Data for the task |
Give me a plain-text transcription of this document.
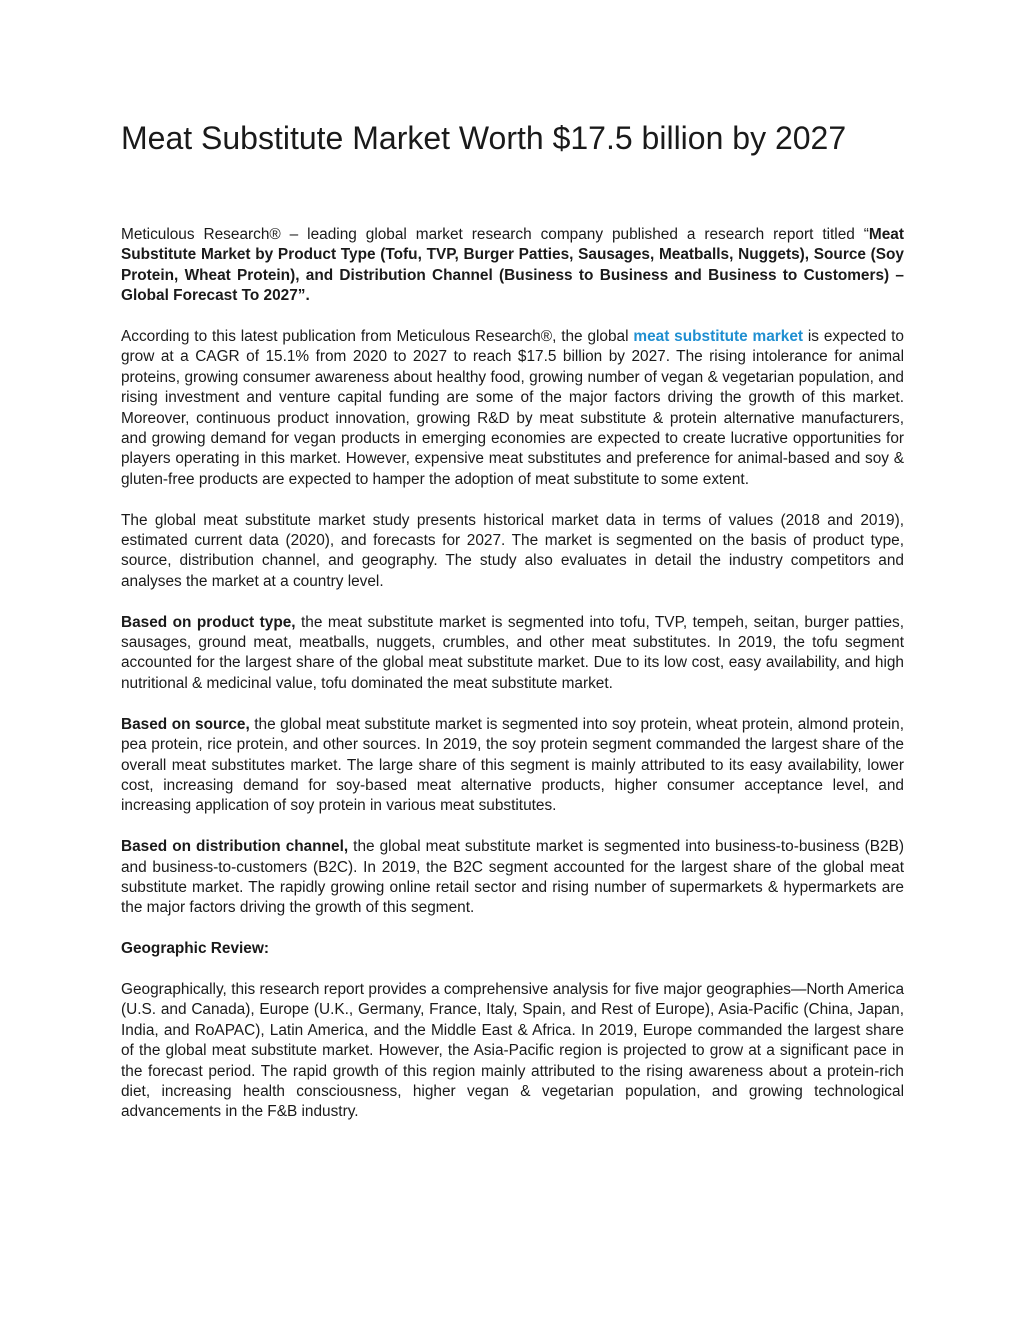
Meat Substitute Market Worth $17.5 billion by 2027

Meticulous Research® – leading global market research company published a research report titled “Meat Substitute Market by Product Type (Tofu, TVP, Burger Patties, Sausages, Meatballs, Nuggets), Source (Soy Protein, Wheat Protein), and Distribution Channel (Business to Business and Business to Customers) – Global Forecast To 2027”.

According to this latest publication from Meticulous Research®, the global meat substitute market is expected to grow at a CAGR of 15.1% from 2020 to 2027 to reach $17.5 billion by 2027. The rising intolerance for animal proteins, growing consumer awareness about healthy food, growing number of vegan & vegetarian population, and rising investment and venture capital funding are some of the major factors driving the growth of this market. Moreover, continuous product innovation, growing R&D by meat substitute & protein alternative manufacturers, and growing demand for vegan products in emerging economies are expected to create lucrative opportunities for players operating in this market. However, expensive meat substitutes and preference for animal-based and soy & gluten-free products are expected to hamper the adoption of meat substitute to some extent.

The global meat substitute market study presents historical market data in terms of values (2018 and 2019), estimated current data (2020), and forecasts for 2027. The market is segmented on the basis of product type, source, distribution channel, and geography. The study also evaluates in detail the industry competitors and analyses the market at a country level.

Based on product type, the meat substitute market is segmented into tofu, TVP, tempeh, seitan, burger patties, sausages, ground meat, meatballs, nuggets, crumbles, and other meat substitutes. In 2019, the tofu segment accounted for the largest share of the global meat substitute market. Due to its low cost, easy availability, and high nutritional & medicinal value, tofu dominated the meat substitute market.

Based on source, the global meat substitute market is segmented into soy protein, wheat protein, almond protein, pea protein, rice protein, and other sources. In 2019, the soy protein segment commanded the largest share of the overall meat substitutes market. The large share of this segment is mainly attributed to its easy availability, lower cost, increasing demand for soy-based meat alternative products, higher consumer acceptance level, and increasing application of soy protein in various meat substitutes.

Based on distribution channel, the global meat substitute market is segmented into business-to-business (B2B) and business-to-customers (B2C). In 2019, the B2C segment accounted for the largest share of the global meat substitute market. The rapidly growing online retail sector and rising number of supermarkets & hypermarkets are the major factors driving the growth of this segment.

Geographic Review:

Geographically, this research report provides a comprehensive analysis for five major geographies—North America (U.S. and Canada), Europe (U.K., Germany, France, Italy, Spain, and Rest of Europe), Asia-Pacific (China, Japan, India, and RoAPAC), Latin America, and the Middle East & Africa. In 2019, Europe commanded the largest share of the global meat substitute market. However, the Asia-Pacific region is projected to grow at a significant pace in the forecast period. The rapid growth of this region mainly attributed to the rising awareness about a protein-rich diet, increasing health consciousness, higher vegan & vegetarian population, and growing technological advancements in the F&B industry.
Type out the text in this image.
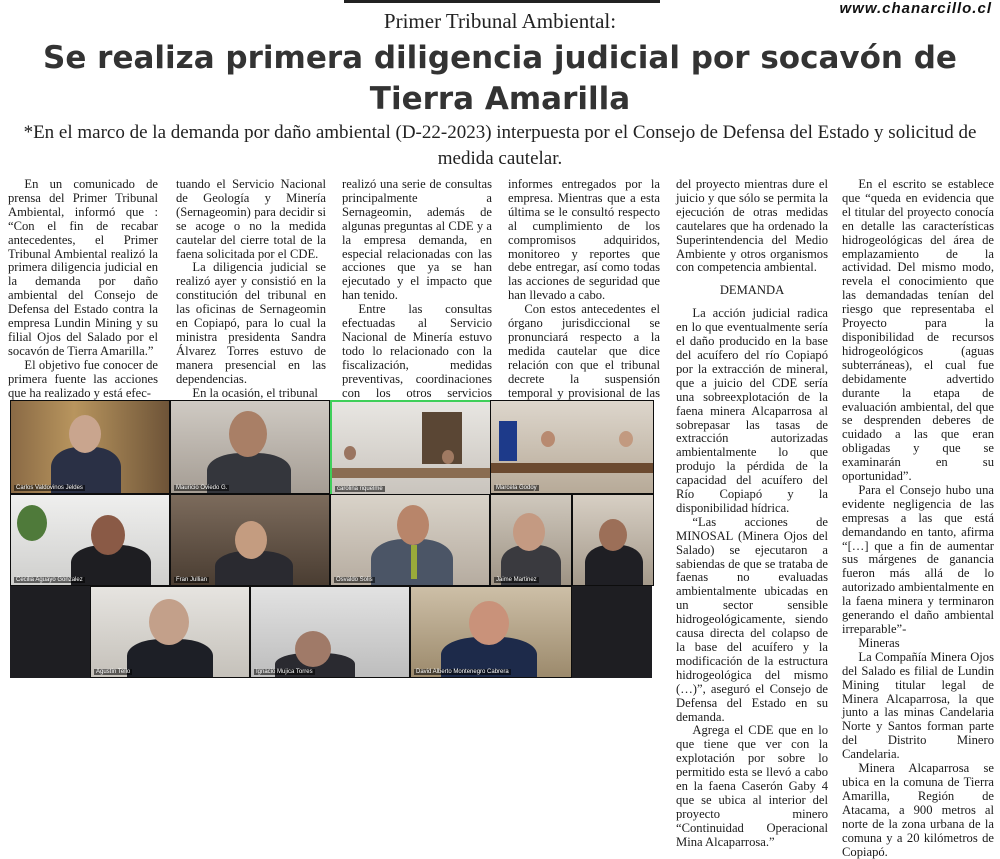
www.chanarcillo.cl
Primer Tribunal Ambiental:
Se realiza primera diligencia judicial por socavón de Tierra Amarilla
*En el marco de la demanda por daño ambiental (D-22-2023) interpuesta por el Consejo de Defensa del Estado y solicitud de medida cautelar.

En un comunicado de prensa del Primer Tribunal Ambiental, informó que : “Con el fin de recabar antecedentes, el Primer Tribunal Ambiental realizó la primera diligencia judicial en la demanda por daño ambiental del Consejo de Defensa del Estado contra la empresa Lundin Mining y su filial Ojos del Salado por el socavón de Tierra Amarilla.”

El objetivo fue conocer de primera fuente las acciones que ha realizado y está efec-

tuando el Servicio Nacional de Geología y Minería (Sernageomin) para decidir si se acoge o no la medida cautelar del cierre total de la faena solicitada por el CDE.

La diligencia judicial se realizó ayer y consistió en la constitución del tribunal en las oficinas de Sernageomin en Copiapó, para lo cual la ministra presidenta Sandra Álvarez Torres estuvo de manera presencial en las dependencias.

En la ocasión, el tribunal

realizó una serie de consultas principalmente a Sernageomin, además de algunas preguntas al CDE y a la empresa demanda, en especial relacionadas con las acciones que ya se han ejecutado y el impacto que han tenido.

Entre las consultas efectuadas al Servicio Nacional de Minería estuvo todo lo relacionado con la fiscalización, medidas preventivas, coordinaciones con los otros servicios

informes entregados por la empresa. Mientras que a esta última se le consultó respecto al cumplimiento de los compromisos adquiridos, monitoreo y reportes que debe entregar, así como todas las acciones de seguridad que han llevado a cabo.

Con estos antecedentes el órgano jurisdiccional se pronunciará respecto a la medida cautelar que dice relación con que el tribunal decrete la suspensión temporal y provisional de las

Carlos Valdovinos Jeldes	Mauricio Oviedo G.	carolina riquelme	Marcela Godoy
Cecilia Aguayo Gonzalez	Fran Jullian	Osvaldo Solis	Jaime Martinez
Agustín Tello	Ignacio Mujica Torres	David Alberto Montenegro Cabrera

del proyecto mientras dure el juicio y que sólo se permita la ejecución de otras medidas cautelares que ha ordenado la Superintendencia del Medio Ambiente y otros organismos con competencia ambiental.

DEMANDA

La acción judicial radica en lo que eventualmente sería el daño producido en la base del acuífero del río Copiapó por la extracción de mineral, que a juicio del CDE sería una sobreexplotación de la faena minera Alcaparrosa al sobrepasar las tasas de extracción autorizadas ambientalmente lo que produjo la pérdida de la capacidad del acuífero del Río Copiapó y la disponibilidad hídrica.

“Las acciones de MINOSAL (Minera Ojos del Salado) se ejecutaron a sabiendas de que se trataba de faenas no evaluadas ambientalmente ubicadas en un sector sensible hidrogeológicamente, siendo causa directa del colapso de la base del acuífero y la modificación de la estructura hidrogeológica del mismo (…)”, aseguró el Consejo de Defensa del Estado en su demanda.

Agrega el CDE que en lo que tiene que ver con la explotación por sobre lo permitido esta se llevó a cabo en la faena Caserón Gaby 4 que se ubica al interior del proyecto minero “Continuidad Operacional Mina Alcaparrosa.”

En el escrito se establece que “queda en evidencia que el titular del proyecto conocía en detalle las características hidrogeológicas del área de emplazamiento de la actividad. Del mismo modo, revela el conocimiento que las demandadas tenían del riesgo que representaba el Proyecto para la disponibilidad de recursos hidrogeológicos (aguas subterráneas), el cual fue debidamente advertido durante la etapa de evaluación ambiental, del que se desprenden deberes de cuidado a las que eran obligadas y que se examinarán en su oportunidad”.

Para el Consejo hubo una evidente negligencia de las empresas a las que está demandando en tanto, afirma “[…] que a fin de aumentar sus márgenes de ganancia fueron más allá de lo autorizado ambientalmente en la faena minera y terminaron generando el daño ambiental irreparable”-

Mineras

La Compañía Minera Ojos del Salado es filial de Lundin Mining titular legal de Minera Alcaparrosa, la que junto a las minas Candelaria Norte y Santos forman parte del Distrito Minero Candelaria.

Minera Alcaparrosa se ubica en la comuna de Tierra Amarilla, Región de Atacama, a 900 metros al norte de la zona urbana de la comuna y a 20 kilómetros de Copiapó.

Description of the task |
Please give all of the material again, exactly, without the images.

Solution to this problem |
Give me a plain-text transcription of this document.
Meat Substitute Market Worth $17.5 billion by 2027

Meticulous Research® – leading global market research company published a research report titled “Meat Substitute Market by Product Type (Tofu, TVP, Burger Patties, Sausages, Meatballs, Nuggets), Source (Soy Protein, Wheat Protein), and Distribution Channel (Business to Business and Business to Customers) – Global Forecast To 2027”.

According to this latest publication from Meticulous Research®, the global meat substitute market is expected to grow at a CAGR of 15.1% from 2020 to 2027 to reach $17.5 billion by 2027. The rising intolerance for animal proteins, growing consumer awareness about healthy food, growing number of vegan & vegetarian population, and rising investment and venture capital funding are some of the major factors driving the growth of this market. Moreover, continuous product innovation, growing R&D by meat substitute & protein alternative manufacturers, and growing demand for vegan products in emerging economies are expected to create lucrative opportunities for players operating in this market. However, expensive meat substitutes and preference for animal-based and soy & gluten-free products are expected to hamper the adoption of meat substitute to some extent.

The global meat substitute market study presents historical market data in terms of values (2018 and 2019), estimated current data (2020), and forecasts for 2027. The market is segmented on the basis of product type, source, distribution channel, and geography. The study also evaluates in detail the industry competitors and analyses the market at a country level.

Based on product type, the meat substitute market is segmented into tofu, TVP, tempeh, seitan, burger patties, sausages, ground meat, meatballs, nuggets, crumbles, and other meat substitutes. In 2019, the tofu segment accounted for the largest share of the global meat substitute market. Due to its low cost, easy availability, and high nutritional & medicinal value, tofu dominated the meat substitute market.

Based on source, the global meat substitute market is segmented into soy protein, wheat protein, almond protein, pea protein, rice protein, and other sources. In 2019, the soy protein segment commanded the largest share of the overall meat substitutes market. The large share of this segment is mainly attributed to its easy availability, lower cost, increasing demand for soy-based meat alternative products, higher consumer acceptance level, and increasing application of soy protein in various meat substitutes.

Based on distribution channel, the global meat substitute market is segmented into business-to-business (B2B) and business-to-customers (B2C). In 2019, the B2C segment accounted for the largest share of the global meat substitute market. The rapidly growing online retail sector and rising number of supermarkets & hypermarkets are the major factors driving the growth of this segment.

Geographic Review:

Geographically, this research report provides a comprehensive analysis for five major geographies—North America (U.S. and Canada), Europe (U.K., Germany, France, Italy, Spain, and Rest of Europe), Asia-Pacific (China, Japan, India, and RoAPAC), Latin America, and the Middle East & Africa. In 2019, Europe commanded the largest share of the global meat substitute market. However, the Asia-Pacific region is projected to grow at a significant pace in the forecast period. The rapid growth of this region mainly attributed to the rising awareness about a protein-rich diet, increasing health consciousness, higher vegan & vegetarian population, and growing technological advancements in the F&B industry.
Type out the text in this image.
www.chanarcillo.cl
Primer Tribunal Ambiental:
Se realiza primera diligencia judicial por socavón de Tierra Amarilla
*En el marco de la demanda por daño ambiental (D-22-2023) interpuesta por el Consejo de Defensa del Estado y solicitud de medida cautelar.

En un comunicado de prensa del Primer Tribunal Ambiental, informó que : “Con el fin de recabar antecedentes, el Primer Tribunal Ambiental realizó la primera diligencia judicial en la demanda por daño ambiental del Consejo de Defensa del Estado contra la empresa Lundin Mining y su filial Ojos del Salado por el socavón de Tierra Amarilla.”

El objetivo fue conocer de primera fuente las acciones que ha realizado y está efec-

tuando el Servicio Nacional de Geología y Minería (Sernageomin) para decidir si se acoge o no la medida cautelar del cierre total de la faena solicitada por el CDE.

La diligencia judicial se realizó ayer y consistió en la constitución del tribunal en las oficinas de Sernageomin en Copiapó, para lo cual la ministra presidenta Sandra Álvarez Torres estuvo de manera presencial en las dependencias.

En la ocasión, el tribunal

realizó una serie de consultas principalmente a Sernageomin, además de algunas preguntas al CDE y a la empresa demanda, en especial relacionadas con las acciones que ya se han ejecutado y el impacto que han tenido.

Entre las consultas efectuadas al Servicio Nacional de Minería estuvo todo lo relacionado con la fiscalización, medidas preventivas, coordinaciones con los otros servicios

informes entregados por la empresa. Mientras que a esta última se le consultó respecto al cumplimiento de los compromisos adquiridos, monitoreo y reportes que debe entregar, así como todas las acciones de seguridad que han llevado a cabo.

Con estos antecedentes el órgano jurisdiccional se pronunciará respecto a la medida cautelar que dice relación con que el tribunal decrete la suspensión temporal y provisional de las

Carlos Valdovinos Jeldes	Mauricio Oviedo G.	carolina riquelme	Marcela Godoy
Cecilia Aguayo Gonzalez	Fran Jullian	Osvaldo Solis	Jaime Martinez
Agustín Tello	Ignacio Mujica Torres	David Alberto Montenegro Cabrera

del proyecto mientras dure el juicio y que sólo se permita la ejecución de otras medidas cautelares que ha ordenado la Superintendencia del Medio Ambiente y otros organismos con competencia ambiental.

DEMANDA

La acción judicial radica en lo que eventualmente sería el daño producido en la base del acuífero del río Copiapó por la extracción de mineral, que a juicio del CDE sería una sobreexplotación de la faena minera Alcaparrosa al sobrepasar las tasas de extracción autorizadas ambientalmente lo que produjo la pérdida de la capacidad del acuífero del Río Copiapó y la disponibilidad hídrica.

“Las acciones de MINOSAL (Minera Ojos del Salado) se ejecutaron a sabiendas de que se trataba de faenas no evaluadas ambientalmente ubicadas en un sector sensible hidrogeológicamente, siendo causa directa del colapso de la base del acuífero y la modificación de la estructura hidrogeológica del mismo (…)”, aseguró el Consejo de Defensa del Estado en su demanda.

Agrega el CDE que en lo que tiene que ver con la explotación por sobre lo permitido esta se llevó a cabo en la faena Caserón Gaby 4 que se ubica al interior del proyecto minero “Continuidad Operacional Mina Alcaparrosa.”

En el escrito se establece que “queda en evidencia que el titular del proyecto conocía en detalle las características hidrogeológicas del área de emplazamiento de la actividad. Del mismo modo, revela el conocimiento que las demandadas tenían del riesgo que representaba el Proyecto para la disponibilidad de recursos hidrogeológicos (aguas subterráneas), el cual fue debidamente advertido durante la etapa de evaluación ambiental, del que se desprenden deberes de cuidado a las que eran obligadas y que se examinarán en su oportunidad”.

Para el Consejo hubo una evidente negligencia de las empresas a las que está demandando en tanto, afirma “[…] que a fin de aumentar sus márgenes de ganancia fueron más allá de lo autorizado ambientalmente en la faena minera y terminaron generando el daño ambiental irreparable”-

Mineras

La Compañía Minera Ojos del Salado es filial de Lundin Mining titular legal de Minera Alcaparrosa, la que junto a las minas Candelaria Norte y Santos forman parte del Distrito Minero Candelaria.

Minera Alcaparrosa se ubica en la comuna de Tierra Amarilla, Región de Atacama, a 900 metros al norte de la zona urbana de la comuna y a 20 kilómetros de Copiapó.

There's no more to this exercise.